What to do.
In full and without alteration, repeat the material.

Records about charts and figures

■ ■ ■ ■ ■

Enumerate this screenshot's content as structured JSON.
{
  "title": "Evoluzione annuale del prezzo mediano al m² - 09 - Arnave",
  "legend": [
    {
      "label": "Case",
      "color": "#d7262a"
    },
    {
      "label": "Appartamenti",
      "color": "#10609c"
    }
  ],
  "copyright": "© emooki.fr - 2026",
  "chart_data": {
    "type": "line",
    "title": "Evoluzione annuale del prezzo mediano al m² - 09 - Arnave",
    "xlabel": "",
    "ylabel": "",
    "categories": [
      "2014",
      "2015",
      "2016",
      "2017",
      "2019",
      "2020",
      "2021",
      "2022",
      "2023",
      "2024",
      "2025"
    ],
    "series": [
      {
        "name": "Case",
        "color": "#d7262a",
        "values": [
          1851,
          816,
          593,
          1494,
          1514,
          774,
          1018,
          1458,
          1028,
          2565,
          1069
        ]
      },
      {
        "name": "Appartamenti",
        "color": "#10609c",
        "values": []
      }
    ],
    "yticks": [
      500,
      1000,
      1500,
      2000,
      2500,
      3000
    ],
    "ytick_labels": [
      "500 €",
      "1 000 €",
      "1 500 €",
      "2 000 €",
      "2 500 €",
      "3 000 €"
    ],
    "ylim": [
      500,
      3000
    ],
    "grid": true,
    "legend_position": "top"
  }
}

■ ■ ■ ■ ■

Result of this task.
Enumerate this screenshot's content as structured JSON.
{
  "title": "Evoluzione annuale del prezzo mediano al m² - 09 - Arnave",
  "legend": [
    {
      "label": "Case",
      "color": "#d7262a"
    },
    {
      "label": "Appartamenti",
      "color": "#10609c"
    }
  ],
  "copyright": "© emooki.fr - 2026",
  "chart_data": {
    "type": "line",
    "title": "Evoluzione annuale del prezzo mediano al m² - 09 - Arnave",
    "xlabel": "",
    "ylabel": "",
    "categories": [
      "2014",
      "2015",
      "2016",
      "2017",
      "2019",
      "2020",
      "2021",
      "2022",
      "2023",
      "2024",
      "2025"
    ],
    "series": [
      {
        "name": "Case",
        "color": "#d7262a",
        "values": [
          1851,
          816,
          593,
          1494,
          1514,
          774,
          1018,
          1458,
          1028,
          2565,
          1069
        ]
      },
      {
        "name": "Appartamenti",
        "color": "#10609c",
        "values": []
      }
    ],
    "yticks": [
      500,
      1000,
      1500,
      2000,
      2500,
      3000
    ],
    "ytick_labels": [
      "500 €",
      "1 000 €",
      "1 500 €",
      "2 000 €",
      "2 500 €",
      "3 000 €"
    ],
    "ylim": [
      500,
      3000
    ],
    "grid": true,
    "legend_position": "top"
  }
}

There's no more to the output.